* [Source document]
════════════════

Name That Trade – $SNSS – Wee Pharma

by Dan February 13, 2014 3:12 pm • Commentary

I am going to do a couple things we rarely do at RiskReversal, take a request for a strategy, and detail options strategies on a small cap speculative biotech stock.  On Friday a friend from the business tweeted the following at me:

David’s firm Cowen is widely considered to be one of the best on the Street when it comes to Biotech stocks, and while I will be admit that I know less than nothing about the fundamentals of the stock, I was intrigued to look at a way to play with options in place of just owning the stock.

First things first, SNSS has a tiny market cap of only $250 million with about 10% of it in cash, net of debt.  As is the case with most small biotech companies before they get their big approval for their white whale drug, they lose a lot of money, 91 cents a share in 2012, expected to be a 72 cents loss in 2013 and .60 loss this year.  Sales, well there not a ton, a little over $7 million in 2013 and expected a big ramp to almost $21 million in 2014 (again I have no idea why the jump).

The largest holder is Fidelity with an 11% stake, and that’s a good thing. Short interest sits at about 14% of the float.

════════════════

Stored data entries
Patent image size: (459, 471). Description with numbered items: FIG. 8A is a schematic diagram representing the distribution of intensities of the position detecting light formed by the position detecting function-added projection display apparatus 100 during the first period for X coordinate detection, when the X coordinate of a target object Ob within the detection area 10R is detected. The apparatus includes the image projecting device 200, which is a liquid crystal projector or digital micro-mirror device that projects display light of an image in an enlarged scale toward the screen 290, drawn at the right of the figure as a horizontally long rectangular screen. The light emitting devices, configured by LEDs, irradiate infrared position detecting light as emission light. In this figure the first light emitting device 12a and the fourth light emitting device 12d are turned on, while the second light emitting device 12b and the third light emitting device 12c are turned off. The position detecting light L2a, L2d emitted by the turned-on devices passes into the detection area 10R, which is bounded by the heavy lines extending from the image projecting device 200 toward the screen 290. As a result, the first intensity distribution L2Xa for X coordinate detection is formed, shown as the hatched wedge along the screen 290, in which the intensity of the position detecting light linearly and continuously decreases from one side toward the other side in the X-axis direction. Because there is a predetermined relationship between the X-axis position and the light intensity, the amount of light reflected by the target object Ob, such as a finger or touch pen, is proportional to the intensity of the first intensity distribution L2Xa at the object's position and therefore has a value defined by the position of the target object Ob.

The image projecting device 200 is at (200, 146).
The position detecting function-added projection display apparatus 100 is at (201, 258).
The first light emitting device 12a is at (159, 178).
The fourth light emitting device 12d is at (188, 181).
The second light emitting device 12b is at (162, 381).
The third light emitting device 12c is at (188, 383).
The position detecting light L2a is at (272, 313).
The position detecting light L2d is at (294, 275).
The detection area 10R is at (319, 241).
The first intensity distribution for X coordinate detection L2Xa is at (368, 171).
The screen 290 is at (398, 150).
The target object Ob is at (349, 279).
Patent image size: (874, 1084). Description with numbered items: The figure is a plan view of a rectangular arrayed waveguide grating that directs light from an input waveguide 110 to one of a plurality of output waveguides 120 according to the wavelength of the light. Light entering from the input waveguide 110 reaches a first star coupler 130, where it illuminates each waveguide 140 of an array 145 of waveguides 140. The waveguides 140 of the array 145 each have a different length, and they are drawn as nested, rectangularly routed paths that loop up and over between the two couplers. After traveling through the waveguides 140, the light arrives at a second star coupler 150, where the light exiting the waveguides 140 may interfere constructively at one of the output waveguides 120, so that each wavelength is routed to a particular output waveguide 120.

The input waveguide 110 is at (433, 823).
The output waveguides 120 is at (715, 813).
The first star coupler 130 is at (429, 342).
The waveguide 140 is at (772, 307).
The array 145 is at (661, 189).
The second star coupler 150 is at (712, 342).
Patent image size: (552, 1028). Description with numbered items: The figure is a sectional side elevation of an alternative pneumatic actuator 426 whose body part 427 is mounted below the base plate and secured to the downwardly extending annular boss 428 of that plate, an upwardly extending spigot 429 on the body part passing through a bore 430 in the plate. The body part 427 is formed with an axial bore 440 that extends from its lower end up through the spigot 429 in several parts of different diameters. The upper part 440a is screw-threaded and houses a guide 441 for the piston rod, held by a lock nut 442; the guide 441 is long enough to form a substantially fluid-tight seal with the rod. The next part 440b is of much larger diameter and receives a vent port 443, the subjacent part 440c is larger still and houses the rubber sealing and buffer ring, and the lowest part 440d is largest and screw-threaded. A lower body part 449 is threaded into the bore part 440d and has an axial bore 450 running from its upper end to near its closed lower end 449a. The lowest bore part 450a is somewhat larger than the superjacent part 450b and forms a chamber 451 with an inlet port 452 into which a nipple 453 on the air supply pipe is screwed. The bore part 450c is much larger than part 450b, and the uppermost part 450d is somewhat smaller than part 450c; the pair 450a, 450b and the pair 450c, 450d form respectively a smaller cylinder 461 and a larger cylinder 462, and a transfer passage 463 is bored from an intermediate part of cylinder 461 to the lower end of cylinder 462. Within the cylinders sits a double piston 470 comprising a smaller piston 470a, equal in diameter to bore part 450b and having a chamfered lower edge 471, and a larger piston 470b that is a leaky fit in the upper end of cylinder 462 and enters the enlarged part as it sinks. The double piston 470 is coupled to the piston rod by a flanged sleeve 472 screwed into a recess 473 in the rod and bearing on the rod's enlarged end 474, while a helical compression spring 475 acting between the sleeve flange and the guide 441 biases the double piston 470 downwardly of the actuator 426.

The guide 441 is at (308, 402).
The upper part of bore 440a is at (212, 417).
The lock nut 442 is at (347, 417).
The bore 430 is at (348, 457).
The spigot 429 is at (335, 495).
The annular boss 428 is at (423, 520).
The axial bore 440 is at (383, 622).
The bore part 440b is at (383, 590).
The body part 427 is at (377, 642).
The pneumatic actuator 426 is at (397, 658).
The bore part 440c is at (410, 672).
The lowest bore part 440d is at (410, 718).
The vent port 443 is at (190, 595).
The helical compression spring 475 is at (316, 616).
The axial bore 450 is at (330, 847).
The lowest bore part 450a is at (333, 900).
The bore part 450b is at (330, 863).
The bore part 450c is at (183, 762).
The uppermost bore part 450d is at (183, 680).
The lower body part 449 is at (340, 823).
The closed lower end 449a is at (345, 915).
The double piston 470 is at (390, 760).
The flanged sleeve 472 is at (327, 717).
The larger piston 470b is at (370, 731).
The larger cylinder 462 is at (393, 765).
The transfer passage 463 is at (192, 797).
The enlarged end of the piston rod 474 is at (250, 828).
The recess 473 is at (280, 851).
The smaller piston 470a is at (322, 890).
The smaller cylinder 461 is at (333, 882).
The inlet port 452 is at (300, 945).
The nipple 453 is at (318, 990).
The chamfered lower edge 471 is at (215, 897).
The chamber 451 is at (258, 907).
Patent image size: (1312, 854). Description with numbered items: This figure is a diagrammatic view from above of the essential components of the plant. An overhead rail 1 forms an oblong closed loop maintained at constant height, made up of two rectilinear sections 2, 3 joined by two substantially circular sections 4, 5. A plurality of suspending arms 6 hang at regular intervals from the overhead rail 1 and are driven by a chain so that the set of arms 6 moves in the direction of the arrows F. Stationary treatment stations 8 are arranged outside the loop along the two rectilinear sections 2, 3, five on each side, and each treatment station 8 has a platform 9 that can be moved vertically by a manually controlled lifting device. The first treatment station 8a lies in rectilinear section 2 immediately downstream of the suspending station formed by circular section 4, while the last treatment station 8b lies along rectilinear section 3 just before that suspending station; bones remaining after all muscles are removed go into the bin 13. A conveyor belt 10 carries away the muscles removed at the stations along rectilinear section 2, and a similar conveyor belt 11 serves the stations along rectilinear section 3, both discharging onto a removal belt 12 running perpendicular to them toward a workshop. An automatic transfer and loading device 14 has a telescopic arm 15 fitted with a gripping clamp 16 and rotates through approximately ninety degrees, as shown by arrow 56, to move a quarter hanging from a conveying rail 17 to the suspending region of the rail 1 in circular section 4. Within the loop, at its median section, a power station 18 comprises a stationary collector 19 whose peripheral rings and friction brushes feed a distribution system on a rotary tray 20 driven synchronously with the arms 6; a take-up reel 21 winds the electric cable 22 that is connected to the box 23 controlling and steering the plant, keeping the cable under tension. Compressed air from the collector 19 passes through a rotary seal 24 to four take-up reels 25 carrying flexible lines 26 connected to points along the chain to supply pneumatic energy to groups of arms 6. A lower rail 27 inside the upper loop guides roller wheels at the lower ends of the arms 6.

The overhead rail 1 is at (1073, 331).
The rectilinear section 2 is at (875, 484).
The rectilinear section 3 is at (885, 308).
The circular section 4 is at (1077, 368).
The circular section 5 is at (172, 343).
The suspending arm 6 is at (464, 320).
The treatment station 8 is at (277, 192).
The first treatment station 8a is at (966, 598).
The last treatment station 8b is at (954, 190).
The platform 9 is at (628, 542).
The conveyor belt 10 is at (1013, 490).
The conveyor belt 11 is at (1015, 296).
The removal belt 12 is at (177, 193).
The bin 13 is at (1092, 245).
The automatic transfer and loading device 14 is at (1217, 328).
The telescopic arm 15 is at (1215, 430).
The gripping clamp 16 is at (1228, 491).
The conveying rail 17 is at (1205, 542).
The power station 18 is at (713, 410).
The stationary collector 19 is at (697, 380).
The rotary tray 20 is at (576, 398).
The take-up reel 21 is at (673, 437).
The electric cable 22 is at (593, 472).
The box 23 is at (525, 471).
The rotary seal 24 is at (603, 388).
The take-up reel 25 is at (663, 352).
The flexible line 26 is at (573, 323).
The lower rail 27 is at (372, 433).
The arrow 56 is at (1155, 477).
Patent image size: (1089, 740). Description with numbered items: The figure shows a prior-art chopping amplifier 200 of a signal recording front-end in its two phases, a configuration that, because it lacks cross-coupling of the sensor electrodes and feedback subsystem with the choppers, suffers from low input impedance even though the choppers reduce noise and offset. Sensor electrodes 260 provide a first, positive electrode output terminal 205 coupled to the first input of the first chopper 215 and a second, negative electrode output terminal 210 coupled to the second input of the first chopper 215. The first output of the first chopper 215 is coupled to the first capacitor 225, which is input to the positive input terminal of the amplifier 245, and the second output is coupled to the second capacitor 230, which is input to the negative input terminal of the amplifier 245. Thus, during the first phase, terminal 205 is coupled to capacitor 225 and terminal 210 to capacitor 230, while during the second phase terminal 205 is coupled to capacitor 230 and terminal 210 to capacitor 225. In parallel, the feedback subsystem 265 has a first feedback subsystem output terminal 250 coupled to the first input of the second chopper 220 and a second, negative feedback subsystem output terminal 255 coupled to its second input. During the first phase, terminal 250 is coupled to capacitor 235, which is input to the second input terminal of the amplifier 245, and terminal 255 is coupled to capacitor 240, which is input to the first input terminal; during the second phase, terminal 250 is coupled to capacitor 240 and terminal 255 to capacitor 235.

════════════════

* [Task instructions]
(a) According to the SNSS post, who is the stock's largest holder, and how big is its stake?
(b) Extend the SNSS post, picking up right after its last sentence about short interest.
These records were drawn from a separate source, not from the post.

* [Results by task]
(a) Fidelity, with an 11% stake.

(b)
I would suggest that the technicals in a name like this don’t matter a whole heck of lot. You are stopped at zero and there is plenty of room to the upside.  But let’s take a little peak at the 5 year chart.  The stock spent all of last year above $4. That’s a pretty nice consolidation, with the obvious level of disaster support being above $2, where it spent a lot of time in and around mid 2010 to early 2012.  On the upside the high from April 2010 at about $7.50 could be a good near term target.

SNSS 5 year chart from Bloomberg
SNSS 5 year chart from Bloomberg

So if you were to buy the stock because you thought whatever data on whatever drug is due in Q3, you probably have risk to about 50% of where the stock is here, and the worst case down to about $1 which is basically their cash level.

Which leads us to looking if there is anyway to structure a trade that offers a superior risk reward. First let’s look at implied vol (IV), which as you would expect for a low single digit stock and money losing biotech is extremely high with 30 day at the  money IV in the 90s.  The 1 year chart below of the 30 day at the money IV shows it reaching highs.

SNSS 30 day at the money IV from Bloomberg
SNSS 30 day at the money IV from Bloomberg

Taking a look at the open interest in the name, it is clear that traders are driving up the price of upside calls with almost 22k of the open interest in calls and only 2700 in puts with the single largest lines of open interest:

– 6100 July 7.5 calls

-4800 July 5 calls

-2900 July 7.5 calls

-2800 July 10 calls

-2200 April 5 calls

You get the point. The asymmetric nature of the a stock like this has caused traders to prefer upside bets to downside ones, driving up the price of options, BUT there is one anomaly in the very few strikes that are listed in the stock that could present traders who are willing to be naked short puts an interesting play to the upside.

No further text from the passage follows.